(Dataset rows)
:::::
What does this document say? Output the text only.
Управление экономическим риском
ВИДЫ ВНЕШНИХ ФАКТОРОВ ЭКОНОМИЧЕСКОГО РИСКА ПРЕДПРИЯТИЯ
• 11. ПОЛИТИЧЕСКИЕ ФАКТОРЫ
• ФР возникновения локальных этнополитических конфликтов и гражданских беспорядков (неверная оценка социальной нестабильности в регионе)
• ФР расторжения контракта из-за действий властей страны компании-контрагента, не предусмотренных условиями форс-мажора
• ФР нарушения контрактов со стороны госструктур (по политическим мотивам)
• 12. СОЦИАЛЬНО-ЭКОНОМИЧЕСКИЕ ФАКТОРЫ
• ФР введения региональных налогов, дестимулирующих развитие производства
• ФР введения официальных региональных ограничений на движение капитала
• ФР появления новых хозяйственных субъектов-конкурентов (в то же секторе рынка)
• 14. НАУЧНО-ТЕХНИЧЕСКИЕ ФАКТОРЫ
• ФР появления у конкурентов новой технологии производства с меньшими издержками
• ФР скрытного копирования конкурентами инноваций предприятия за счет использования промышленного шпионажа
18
:::::
→ To be done
Print back all the lines verbatim.

→ Output for this exercise
What does this document say? Output the text only.
Управление экономическим риском
ВИДЫ ВНЕШНИХ ФАКТОРОВ ЭКОНОМИЧЕСКОГО РИСКА ПРЕДПРИЯТИЯ
• 11. ПОЛИТИЧЕСКИЕ ФАКТОРЫ
• ФР возникновения локальных этнополитических конфликтов и гражданских беспорядков (неверная оценка социальной нестабильности в регионе)
• ФР расторжения контракта из-за действий властей страны компании-контрагента, не предусмотренных условиями форс-мажора
• ФР нарушения контрактов со стороны госструктур (по политическим мотивам)
• 12. СОЦИАЛЬНО-ЭКОНОМИЧЕСКИЕ ФАКТОРЫ
• ФР введения региональных налогов, дестимулирующих развитие производства
• ФР введения официальных региональных ограничений на движение капитала
• ФР появления новых хозяйственных субъектов-конкурентов (в то же секторе рынка)
• 14. НАУЧНО-ТЕХНИЧЕСКИЕ ФАКТОРЫ
• ФР появления у конкурентов новой технологии производства с меньшими издержками
• ФР скрытного копирования конкурентами инноваций предприятия за счет использования промышленного шпионажа
18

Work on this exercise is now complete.